## Provided records

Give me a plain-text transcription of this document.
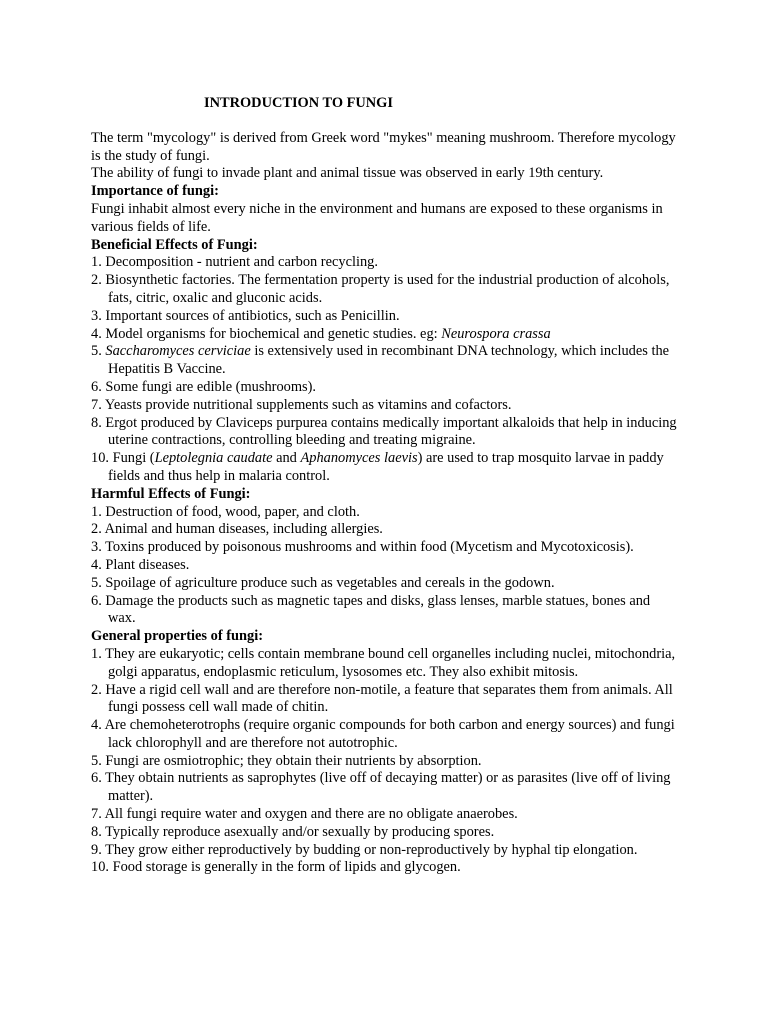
INTRODUCTION TO FUNGI

The term "mycology" is derived from Greek word "mykes" meaning mushroom. Therefore mycology is the study of fungi.

The ability of fungi to invade plant and animal tissue was observed in early 19th century.

Importance of fungi:

Fungi inhabit almost every niche in the environment and humans are exposed to these organisms in various fields of life.

Beneficial Effects of Fungi:

1. Decomposition - nutrient and carbon recycling.
2. Biosynthetic factories. The fermentation property is used for the industrial production of alcohols, fats, citric, oxalic and gluconic acids.
3. Important sources of antibiotics, such as Penicillin.
4. Model organisms for biochemical and genetic studies. eg: Neurospora crassa
5. Saccharomyces cerviciae is extensively used in recombinant DNA technology, which includes the Hepatitis B Vaccine.
6. Some fungi are edible (mushrooms).
7. Yeasts provide nutritional supplements such as vitamins and cofactors.
8. Ergot produced by Claviceps purpurea contains medically important alkaloids that help in inducing uterine contractions, controlling bleeding and treating migraine.
10. Fungi (Leptolegnia caudate and Aphanomyces laevis) are used to trap mosquito larvae in paddy fields and thus help in malaria control.

Harmful Effects of Fungi:

1. Destruction of food, wood, paper, and cloth.
2. Animal and human diseases, including allergies.
3. Toxins produced by poisonous mushrooms and within food (Mycetism and Mycotoxicosis).
4. Plant diseases.
5. Spoilage of agriculture produce such as vegetables and cereals in the godown.
6. Damage the products such as magnetic tapes and disks, glass lenses, marble statues, bones and wax.

General properties of fungi:

1. They are eukaryotic; cells contain membrane bound cell organelles including nuclei, mitochondria, golgi apparatus, endoplasmic reticulum, lysosomes etc. They also exhibit mitosis.
2. Have a rigid cell wall and are therefore non-motile, a feature that separates them from animals. All fungi possess cell wall made of chitin.
4. Are chemoheterotrophs (require organic compounds for both carbon and energy sources) and fungi lack chlorophyll and are therefore not autotrophic.
5. Fungi are osmiotrophic; they obtain their nutrients by absorption.
6. They obtain nutrients as saprophytes (live off of decaying matter) or as parasites (live off of living matter).
7. All fungi require water and oxygen and there are no obligate anaerobes.
8. Typically reproduce asexually and/or sexually by producing spores.
9. They grow either reproductively by budding or non-reproductively by hyphal tip elongation.
10. Food storage is generally in the form of lipids and glycogen.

## Description of the task
All of the material above should be reproduced exactly, except the pictures.

## Answer section
Give me a plain-text transcription of this document.
INTRODUCTION TO FUNGI

The term "mycology" is derived from Greek word "mykes" meaning mushroom. Therefore mycology is the study of fungi.

The ability of fungi to invade plant and animal tissue was observed in early 19th century.

Importance of fungi:

Fungi inhabit almost every niche in the environment and humans are exposed to these organisms in various fields of life.

Beneficial Effects of Fungi:

1. Decomposition - nutrient and carbon recycling.
2. Biosynthetic factories. The fermentation property is used for the industrial production of alcohols, fats, citric, oxalic and gluconic acids.
3. Important sources of antibiotics, such as Penicillin.
4. Model organisms for biochemical and genetic studies. eg: Neurospora crassa
5. Saccharomyces cerviciae is extensively used in recombinant DNA technology, which includes the Hepatitis B Vaccine.
6. Some fungi are edible (mushrooms).
7. Yeasts provide nutritional supplements such as vitamins and cofactors.
8. Ergot produced by Claviceps purpurea contains medically important alkaloids that help in inducing uterine contractions, controlling bleeding and treating migraine.
10. Fungi (Leptolegnia caudate and Aphanomyces laevis) are used to trap mosquito larvae in paddy fields and thus help in malaria control.

Harmful Effects of Fungi:

1. Destruction of food, wood, paper, and cloth.
2. Animal and human diseases, including allergies.
3. Toxins produced by poisonous mushrooms and within food (Mycetism and Mycotoxicosis).
4. Plant diseases.
5. Spoilage of agriculture produce such as vegetables and cereals in the godown.
6. Damage the products such as magnetic tapes and disks, glass lenses, marble statues, bones and wax.

General properties of fungi:

1. They are eukaryotic; cells contain membrane bound cell organelles including nuclei, mitochondria, golgi apparatus, endoplasmic reticulum, lysosomes etc. They also exhibit mitosis.
2. Have a rigid cell wall and are therefore non-motile, a feature that separates them from animals. All fungi possess cell wall made of chitin.
4. Are chemoheterotrophs (require organic compounds for both carbon and energy sources) and fungi lack chlorophyll and are therefore not autotrophic.
5. Fungi are osmiotrophic; they obtain their nutrients by absorption.
6. They obtain nutrients as saprophytes (live off of decaying matter) or as parasites (live off of living matter).
7. All fungi require water and oxygen and there are no obligate anaerobes.
8. Typically reproduce asexually and/or sexually by producing spores.
9. They grow either reproductively by budding or non-reproductively by hyphal tip elongation.
10. Food storage is generally in the form of lipids and glycogen.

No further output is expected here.